§ Stored items from a collection

>> START

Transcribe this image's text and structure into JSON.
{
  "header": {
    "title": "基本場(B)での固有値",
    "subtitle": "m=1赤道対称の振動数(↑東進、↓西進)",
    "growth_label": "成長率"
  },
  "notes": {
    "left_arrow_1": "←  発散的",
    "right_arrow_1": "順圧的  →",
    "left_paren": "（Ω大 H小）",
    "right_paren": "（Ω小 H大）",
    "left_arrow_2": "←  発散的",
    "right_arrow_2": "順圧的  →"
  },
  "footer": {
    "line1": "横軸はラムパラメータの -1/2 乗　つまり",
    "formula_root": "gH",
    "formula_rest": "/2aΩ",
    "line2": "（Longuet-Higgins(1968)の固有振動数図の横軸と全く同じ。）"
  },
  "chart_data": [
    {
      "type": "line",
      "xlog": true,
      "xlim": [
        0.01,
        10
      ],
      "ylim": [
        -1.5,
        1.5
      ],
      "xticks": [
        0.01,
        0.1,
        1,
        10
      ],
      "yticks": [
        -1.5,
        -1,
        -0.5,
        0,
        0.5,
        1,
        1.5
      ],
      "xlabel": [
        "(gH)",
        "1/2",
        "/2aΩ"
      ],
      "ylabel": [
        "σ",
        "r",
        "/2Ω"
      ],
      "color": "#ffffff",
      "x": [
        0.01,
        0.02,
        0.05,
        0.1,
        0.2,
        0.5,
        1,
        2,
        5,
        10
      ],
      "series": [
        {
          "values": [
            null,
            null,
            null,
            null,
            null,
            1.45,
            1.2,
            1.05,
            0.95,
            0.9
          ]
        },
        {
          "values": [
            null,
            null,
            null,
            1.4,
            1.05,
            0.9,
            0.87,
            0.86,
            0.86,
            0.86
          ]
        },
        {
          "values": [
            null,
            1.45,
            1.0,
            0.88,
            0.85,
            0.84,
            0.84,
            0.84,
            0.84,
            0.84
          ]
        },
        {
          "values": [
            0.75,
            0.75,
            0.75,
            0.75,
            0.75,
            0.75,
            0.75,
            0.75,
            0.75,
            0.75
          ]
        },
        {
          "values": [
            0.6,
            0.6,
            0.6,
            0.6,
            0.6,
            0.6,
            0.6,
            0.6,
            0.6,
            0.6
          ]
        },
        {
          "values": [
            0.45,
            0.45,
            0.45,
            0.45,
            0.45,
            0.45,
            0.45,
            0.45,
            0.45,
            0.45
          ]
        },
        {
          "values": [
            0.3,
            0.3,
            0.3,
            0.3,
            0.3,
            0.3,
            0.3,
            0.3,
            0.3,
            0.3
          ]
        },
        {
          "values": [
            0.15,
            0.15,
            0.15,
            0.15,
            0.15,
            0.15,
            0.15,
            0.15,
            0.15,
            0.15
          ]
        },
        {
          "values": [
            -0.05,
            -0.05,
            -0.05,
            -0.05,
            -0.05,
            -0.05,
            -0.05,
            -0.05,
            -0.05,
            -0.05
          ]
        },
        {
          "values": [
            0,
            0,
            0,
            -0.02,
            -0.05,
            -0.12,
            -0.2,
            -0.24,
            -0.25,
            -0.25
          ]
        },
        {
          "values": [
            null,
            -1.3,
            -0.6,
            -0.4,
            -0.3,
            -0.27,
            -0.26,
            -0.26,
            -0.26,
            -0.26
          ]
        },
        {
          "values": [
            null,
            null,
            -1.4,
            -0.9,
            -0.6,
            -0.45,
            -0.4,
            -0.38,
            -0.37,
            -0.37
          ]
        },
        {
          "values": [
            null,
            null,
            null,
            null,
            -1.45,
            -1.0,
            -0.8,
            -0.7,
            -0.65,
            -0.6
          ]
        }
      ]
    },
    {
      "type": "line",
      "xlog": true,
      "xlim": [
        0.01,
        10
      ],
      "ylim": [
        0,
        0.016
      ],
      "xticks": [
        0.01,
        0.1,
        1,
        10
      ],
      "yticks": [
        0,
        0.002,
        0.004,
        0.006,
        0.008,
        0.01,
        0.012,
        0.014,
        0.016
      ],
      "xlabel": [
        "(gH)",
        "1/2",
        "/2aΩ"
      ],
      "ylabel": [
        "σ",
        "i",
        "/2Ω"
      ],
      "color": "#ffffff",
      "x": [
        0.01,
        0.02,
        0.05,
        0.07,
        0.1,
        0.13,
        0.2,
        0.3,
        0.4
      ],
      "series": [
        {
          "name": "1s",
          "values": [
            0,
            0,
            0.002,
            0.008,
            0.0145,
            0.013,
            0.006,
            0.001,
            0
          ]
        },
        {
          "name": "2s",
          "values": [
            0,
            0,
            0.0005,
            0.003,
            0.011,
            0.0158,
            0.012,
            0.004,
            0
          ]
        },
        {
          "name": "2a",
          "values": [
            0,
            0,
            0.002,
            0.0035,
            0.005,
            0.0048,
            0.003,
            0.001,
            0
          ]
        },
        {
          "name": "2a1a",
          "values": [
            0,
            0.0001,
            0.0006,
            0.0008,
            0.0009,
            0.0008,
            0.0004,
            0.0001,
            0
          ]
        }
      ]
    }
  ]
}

>> END

§ What the exercise asks
Reproduce all the records precisely.

§ The result
Transcribe this image's text and structure into JSON.
{
  "header": {
    "title": "基本場(B)での固有値",
    "subtitle": "m=1赤道対称の振動数(↑東進、↓西進)",
    "growth_label": "成長率"
  },
  "notes": {
    "left_arrow_1": "←  発散的",
    "right_arrow_1": "順圧的  →",
    "left_paren": "（Ω大 H小）",
    "right_paren": "（Ω小 H大）",
    "left_arrow_2": "←  発散的",
    "right_arrow_2": "順圧的  →"
  },
  "footer": {
    "line1": "横軸はラムパラメータの -1/2 乗　つまり",
    "formula_root": "gH",
    "formula_rest": "/2aΩ",
    "line2": "（Longuet-Higgins(1968)の固有振動数図の横軸と全く同じ。）"
  },
  "chart_data": [
    {
      "type": "line",
      "xlog": true,
      "xlim": [
        0.01,
        10
      ],
      "ylim": [
        -1.5,
        1.5
      ],
      "xticks": [
        0.01,
        0.1,
        1,
        10
      ],
      "yticks": [
        -1.5,
        -1,
        -0.5,
        0,
        0.5,
        1,
        1.5
      ],
      "xlabel": [
        "(gH)",
        "1/2",
        "/2aΩ"
      ],
      "ylabel": [
        "σ",
        "r",
        "/2Ω"
      ],
      "color": "#ffffff",
      "x": [
        0.01,
        0.02,
        0.05,
        0.1,
        0.2,
        0.5,
        1,
        2,
        5,
        10
      ],
      "series": [
        {
          "values": [
            null,
            null,
            null,
            null,
            null,
            1.45,
            1.2,
            1.05,
            0.95,
            0.9
          ]
        },
        {
          "values": [
            null,
            null,
            null,
            1.4,
            1.05,
            0.9,
            0.87,
            0.86,
            0.86,
            0.86
          ]
        },
        {
          "values": [
            null,
            1.45,
            1.0,
            0.88,
            0.85,
            0.84,
            0.84,
            0.84,
            0.84,
            0.84
          ]
        },
        {
          "values": [
            0.75,
            0.75,
            0.75,
            0.75,
            0.75,
            0.75,
            0.75,
            0.75,
            0.75,
            0.75
          ]
        },
        {
          "values": [
            0.6,
            0.6,
            0.6,
            0.6,
            0.6,
            0.6,
            0.6,
            0.6,
            0.6,
            0.6
          ]
        },
        {
          "values": [
            0.45,
            0.45,
            0.45,
            0.45,
            0.45,
            0.45,
            0.45,
            0.45,
            0.45,
            0.45
          ]
        },
        {
          "values": [
            0.3,
            0.3,
            0.3,
            0.3,
            0.3,
            0.3,
            0.3,
            0.3,
            0.3,
            0.3
          ]
        },
        {
          "values": [
            0.15,
            0.15,
            0.15,
            0.15,
            0.15,
            0.15,
            0.15,
            0.15,
            0.15,
            0.15
          ]
        },
        {
          "values": [
            -0.05,
            -0.05,
            -0.05,
            -0.05,
            -0.05,
            -0.05,
            -0.05,
            -0.05,
            -0.05,
            -0.05
          ]
        },
        {
          "values": [
            0,
            0,
            0,
            -0.02,
            -0.05,
            -0.12,
            -0.2,
            -0.24,
            -0.25,
            -0.25
          ]
        },
        {
          "values": [
            null,
            -1.3,
            -0.6,
            -0.4,
            -0.3,
            -0.27,
            -0.26,
            -0.26,
            -0.26,
            -0.26
          ]
        },
        {
          "values": [
            null,
            null,
            -1.4,
            -0.9,
            -0.6,
            -0.45,
            -0.4,
            -0.38,
            -0.37,
            -0.37
          ]
        },
        {
          "values": [
            null,
            null,
            null,
            null,
            -1.45,
            -1.0,
            -0.8,
            -0.7,
            -0.65,
            -0.6
          ]
        }
      ]
    },
    {
      "type": "line",
      "xlog": true,
      "xlim": [
        0.01,
        10
      ],
      "ylim": [
        0,
        0.016
      ],
      "xticks": [
        0.01,
        0.1,
        1,
        10
      ],
      "yticks": [
        0,
        0.002,
        0.004,
        0.006,
        0.008,
        0.01,
        0.012,
        0.014,
        0.016
      ],
      "xlabel": [
        "(gH)",
        "1/2",
        "/2aΩ"
      ],
      "ylabel": [
        "σ",
        "i",
        "/2Ω"
      ],
      "color": "#ffffff",
      "x": [
        0.01,
        0.02,
        0.05,
        0.07,
        0.1,
        0.13,
        0.2,
        0.3,
        0.4
      ],
      "series": [
        {
          "name": "1s",
          "values": [
            0,
            0,
            0.002,
            0.008,
            0.0145,
            0.013,
            0.006,
            0.001,
            0
          ]
        },
        {
          "name": "2s",
          "values": [
            0,
            0,
            0.0005,
            0.003,
            0.011,
            0.0158,
            0.012,
            0.004,
            0
          ]
        },
        {
          "name": "2a",
          "values": [
            0,
            0,
            0.002,
            0.0035,
            0.005,
            0.0048,
            0.003,
            0.001,
            0
          ]
        },
        {
          "name": "2a1a",
          "values": [
            0,
            0.0001,
            0.0006,
            0.0008,
            0.0009,
            0.0008,
            0.0004,
            0.0001,
            0
          ]
        }
      ]
    }
  ]
}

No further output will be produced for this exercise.